What you need to do: Copy every entry exactly as given, minus the images.

Exercise input:
----

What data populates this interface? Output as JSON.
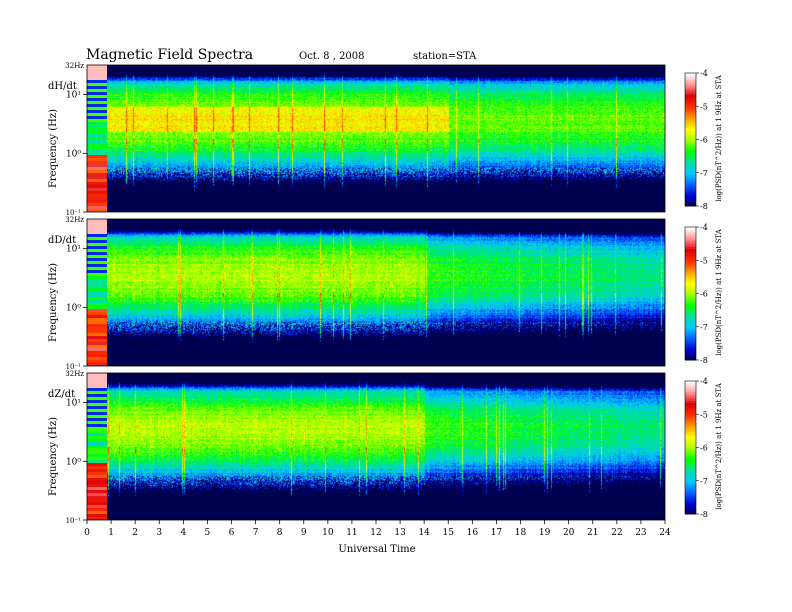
{
  "header": {
    "title": "Magnetic Field Spectra",
    "date": "Oct. 8 , 2008",
    "station": "station=STA"
  },
  "chart_data": {
    "type": "heatmap",
    "xlabel": "Universal Time",
    "x_ticks": [
      "0",
      "1",
      "2",
      "3",
      "4",
      "5",
      "6",
      "7",
      "8",
      "9",
      "10",
      "11",
      "12",
      "13",
      "14",
      "15",
      "16",
      "17",
      "18",
      "19",
      "20",
      "21",
      "22",
      "23",
      "24"
    ],
    "xlim": [
      0,
      24
    ],
    "ylabel": "Frequency (Hz)",
    "ylim_hz": [
      0.1,
      32
    ],
    "y_scale": "log",
    "colorbar": {
      "label": "log(PSD(nT^2/Hz)) at 1 9Hz at STA",
      "range": [
        -8,
        -4
      ],
      "ticks": [
        "-4",
        "-5",
        "-6",
        "-7",
        "-8"
      ],
      "colors": [
        "#000050",
        "#0000d0",
        "#0060ff",
        "#00c8ff",
        "#00e0a0",
        "#00ff00",
        "#a0ff00",
        "#ffff00",
        "#ffa000",
        "#ff3000",
        "#e00000",
        "#ff9090",
        "#ffffff"
      ]
    },
    "panels": [
      {
        "component": "dH/dt",
        "top_label": "32Hz",
        "y_ticks": [
          "10¹",
          "10⁰",
          "10⁻¹"
        ]
      },
      {
        "component": "dD/dt",
        "top_label": "32Hz",
        "y_ticks": [
          "10¹",
          "10⁰",
          "10⁻¹"
        ]
      },
      {
        "component": "dZ/dt",
        "top_label": "32Hz",
        "y_ticks": [
          "10¹",
          "10⁰",
          "10⁻¹"
        ]
      }
    ]
  }
}
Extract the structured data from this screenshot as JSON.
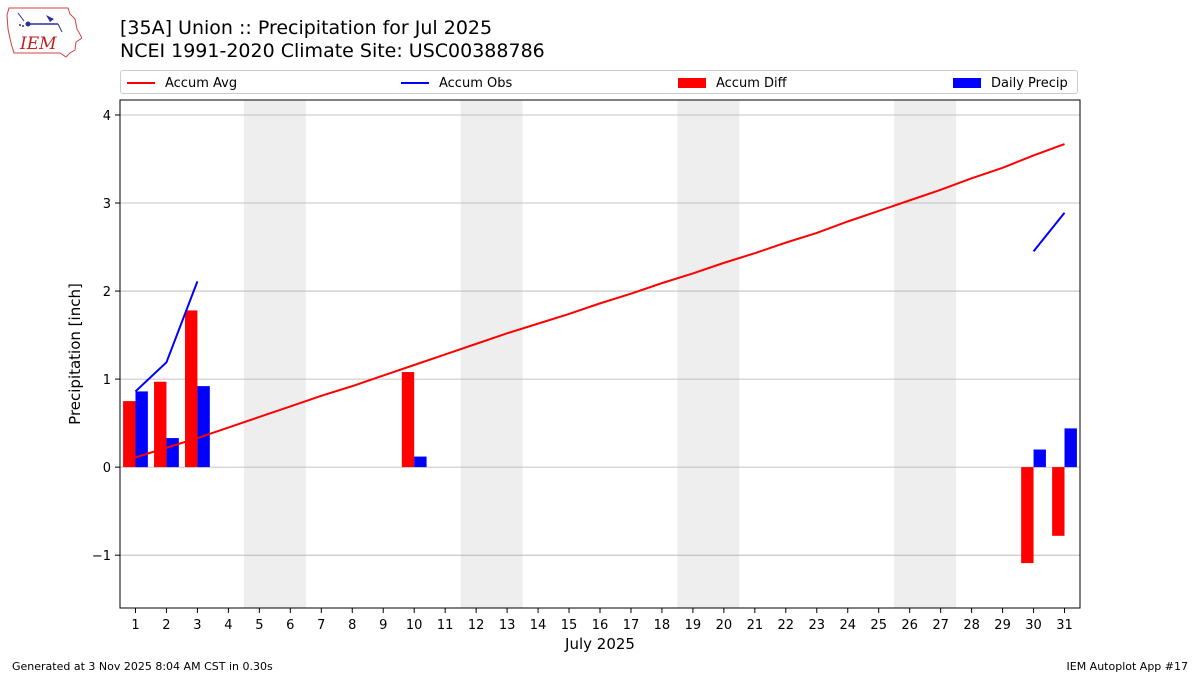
{
  "header": {
    "title_line1": "[35A] Union :: Precipitation for Jul 2025",
    "title_line2": "NCEI 1991-2020 Climate Site: USC00388786",
    "logo_text": "IEM"
  },
  "legend": {
    "accum_avg": "Accum Avg",
    "accum_obs": "Accum Obs",
    "accum_diff": "Accum Diff",
    "daily_precip": "Daily Precip"
  },
  "footer": {
    "left": "Generated at 3 Nov 2025 8:04 AM CST in 0.30s",
    "right": "IEM Autoplot App #17"
  },
  "colors": {
    "accum_avg": "#ff0000",
    "accum_obs": "#0000ff",
    "accum_diff": "#ff0000",
    "daily_precip": "#0000ff",
    "weekend_shade": "#eeeeee",
    "grid": "#b0b0b0"
  },
  "chart_data": {
    "type": "bar",
    "xlabel": "July 2025",
    "ylabel": "Precipitation [inch]",
    "xlim": [
      0.5,
      31.5
    ],
    "ylim": [
      -1.6,
      4.17
    ],
    "yticks": [
      -1,
      0,
      1,
      2,
      3,
      4
    ],
    "ytick_labels": [
      "−1",
      "0",
      "1",
      "2",
      "3",
      "4"
    ],
    "x": [
      1,
      2,
      3,
      4,
      5,
      6,
      7,
      8,
      9,
      10,
      11,
      12,
      13,
      14,
      15,
      16,
      17,
      18,
      19,
      20,
      21,
      22,
      23,
      24,
      25,
      26,
      27,
      28,
      29,
      30,
      31
    ],
    "x_labels": [
      "1",
      "2",
      "3",
      "4",
      "5",
      "6",
      "7",
      "8",
      "9",
      "10",
      "11",
      "12",
      "13",
      "14",
      "15",
      "16",
      "17",
      "18",
      "19",
      "20",
      "21",
      "22",
      "23",
      "24",
      "25",
      "26",
      "27",
      "28",
      "29",
      "30",
      "31"
    ],
    "grid": "horizontal",
    "legend_position": "top",
    "weekend_spans": [
      [
        4.5,
        6.5
      ],
      [
        11.5,
        13.5
      ],
      [
        18.5,
        20.5
      ],
      [
        25.5,
        27.5
      ]
    ],
    "series": [
      {
        "name": "Accum Avg",
        "kind": "line",
        "x": [
          1,
          2,
          3,
          4,
          5,
          6,
          7,
          8,
          9,
          10,
          11,
          12,
          13,
          14,
          15,
          16,
          17,
          18,
          19,
          20,
          21,
          22,
          23,
          24,
          25,
          26,
          27,
          28,
          29,
          30,
          31
        ],
        "values": [
          0.11,
          0.22,
          0.33,
          0.45,
          0.57,
          0.69,
          0.81,
          0.92,
          1.04,
          1.16,
          1.28,
          1.4,
          1.52,
          1.63,
          1.74,
          1.86,
          1.97,
          2.09,
          2.2,
          2.32,
          2.43,
          2.55,
          2.66,
          2.79,
          2.91,
          3.03,
          3.15,
          3.28,
          3.4,
          3.54,
          3.67
        ]
      },
      {
        "name": "Accum Obs",
        "kind": "line",
        "segments": [
          {
            "x": [
              1,
              2,
              3
            ],
            "values": [
              0.86,
              1.19,
              2.11
            ]
          },
          {
            "x": [
              30,
              31
            ],
            "values": [
              2.45,
              2.89
            ]
          }
        ]
      },
      {
        "name": "Accum Diff",
        "kind": "bar",
        "offset": "left",
        "x": [
          1,
          2,
          3,
          10,
          30,
          31
        ],
        "values": [
          0.75,
          0.97,
          1.78,
          1.08,
          -1.09,
          -0.78
        ]
      },
      {
        "name": "Daily Precip",
        "kind": "bar",
        "offset": "right",
        "x": [
          1,
          2,
          3,
          10,
          30,
          31
        ],
        "values": [
          0.86,
          0.33,
          0.92,
          0.12,
          0.2,
          0.44
        ]
      }
    ]
  }
}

----

Correct response:
What data populates this interface? Output as JSON.
{
  "header": {
    "title": "Magnetic Field Spectra",
    "date": "Oct. 8 , 2008",
    "station": "station=STA"
  },
  "chart_data": {
    "type": "heatmap",
    "xlabel": "Universal Time",
    "x_ticks": [
      "0",
      "1",
      "2",
      "3",
      "4",
      "5",
      "6",
      "7",
      "8",
      "9",
      "10",
      "11",
      "12",
      "13",
      "14",
      "15",
      "16",
      "17",
      "18",
      "19",
      "20",
      "21",
      "22",
      "23",
      "24"
    ],
    "xlim": [
      0,
      24
    ],
    "ylabel": "Frequency (Hz)",
    "ylim_hz": [
      0.1,
      32
    ],
    "y_scale": "log",
    "colorbar": {
      "label": "log(PSD(nT^2/Hz)) at 1 9Hz at STA",
      "range": [
        -8,
        -4
      ],
      "ticks": [
        "-4",
        "-5",
        "-6",
        "-7",
        "-8"
      ],
      "colors": [
        "#000050",
        "#0000d0",
        "#0060ff",
        "#00c8ff",
        "#00e0a0",
        "#00ff00",
        "#a0ff00",
        "#ffff00",
        "#ffa000",
        "#ff3000",
        "#e00000",
        "#ff9090",
        "#ffffff"
      ]
    },
    "panels": [
      {
        "component": "dH/dt",
        "top_label": "32Hz",
        "y_ticks": [
          "10¹",
          "10⁰",
          "10⁻¹"
        ]
      },
      {
        "component": "dD/dt",
        "top_label": "32Hz",
        "y_ticks": [
          "10¹",
          "10⁰",
          "10⁻¹"
        ]
      },
      {
        "component": "dZ/dt",
        "top_label": "32Hz",
        "y_ticks": [
          "10¹",
          "10⁰",
          "10⁻¹"
        ]
      }
    ]
  }
}
Extract the structured data from this screenshot as JSON.
{
  "header": {
    "title_line1": "[35A] Union :: Precipitation for Jul 2025",
    "title_line2": "NCEI 1991-2020 Climate Site: USC00388786",
    "logo_text": "IEM"
  },
  "legend": {
    "accum_avg": "Accum Avg",
    "accum_obs": "Accum Obs",
    "accum_diff": "Accum Diff",
    "daily_precip": "Daily Precip"
  },
  "footer": {
    "left": "Generated at 3 Nov 2025 8:04 AM CST in 0.30s",
    "right": "IEM Autoplot App #17"
  },
  "colors": {
    "accum_avg": "#ff0000",
    "accum_obs": "#0000ff",
    "accum_diff": "#ff0000",
    "daily_precip": "#0000ff",
    "weekend_shade": "#eeeeee",
    "grid": "#b0b0b0"
  },
  "chart_data": {
    "type": "bar",
    "xlabel": "July 2025",
    "ylabel": "Precipitation [inch]",
    "xlim": [
      0.5,
      31.5
    ],
    "ylim": [
      -1.6,
      4.17
    ],
    "yticks": [
      -1,
      0,
      1,
      2,
      3,
      4
    ],
    "ytick_labels": [
      "−1",
      "0",
      "1",
      "2",
      "3",
      "4"
    ],
    "x": [
      1,
      2,
      3,
      4,
      5,
      6,
      7,
      8,
      9,
      10,
      11,
      12,
      13,
      14,
      15,
      16,
      17,
      18,
      19,
      20,
      21,
      22,
      23,
      24,
      25,
      26,
      27,
      28,
      29,
      30,
      31
    ],
    "x_labels": [
      "1",
      "2",
      "3",
      "4",
      "5",
      "6",
      "7",
      "8",
      "9",
      "10",
      "11",
      "12",
      "13",
      "14",
      "15",
      "16",
      "17",
      "18",
      "19",
      "20",
      "21",
      "22",
      "23",
      "24",
      "25",
      "26",
      "27",
      "28",
      "29",
      "30",
      "31"
    ],
    "grid": "horizontal",
    "legend_position": "top",
    "weekend_spans": [
      [
        4.5,
        6.5
      ],
      [
        11.5,
        13.5
      ],
      [
        18.5,
        20.5
      ],
      [
        25.5,
        27.5
      ]
    ],
    "series": [
      {
        "name": "Accum Avg",
        "kind": "line",
        "x": [
          1,
          2,
          3,
          4,
          5,
          6,
          7,
          8,
          9,
          10,
          11,
          12,
          13,
          14,
          15,
          16,
          17,
          18,
          19,
          20,
          21,
          22,
          23,
          24,
          25,
          26,
          27,
          28,
          29,
          30,
          31
        ],
        "values": [
          0.11,
          0.22,
          0.33,
          0.45,
          0.57,
          0.69,
          0.81,
          0.92,
          1.04,
          1.16,
          1.28,
          1.4,
          1.52,
          1.63,
          1.74,
          1.86,
          1.97,
          2.09,
          2.2,
          2.32,
          2.43,
          2.55,
          2.66,
          2.79,
          2.91,
          3.03,
          3.15,
          3.28,
          3.4,
          3.54,
          3.67
        ]
      },
      {
        "name": "Accum Obs",
        "kind": "line",
        "segments": [
          {
            "x": [
              1,
              2,
              3
            ],
            "values": [
              0.86,
              1.19,
              2.11
            ]
          },
          {
            "x": [
              30,
              31
            ],
            "values": [
              2.45,
              2.89
            ]
          }
        ]
      },
      {
        "name": "Accum Diff",
        "kind": "bar",
        "offset": "left",
        "x": [
          1,
          2,
          3,
          10,
          30,
          31
        ],
        "values": [
          0.75,
          0.97,
          1.78,
          1.08,
          -1.09,
          -0.78
        ]
      },
      {
        "name": "Daily Precip",
        "kind": "bar",
        "offset": "right",
        "x": [
          1,
          2,
          3,
          10,
          30,
          31
        ],
        "values": [
          0.86,
          0.33,
          0.92,
          0.12,
          0.2,
          0.44
        ]
      }
    ]
  }
}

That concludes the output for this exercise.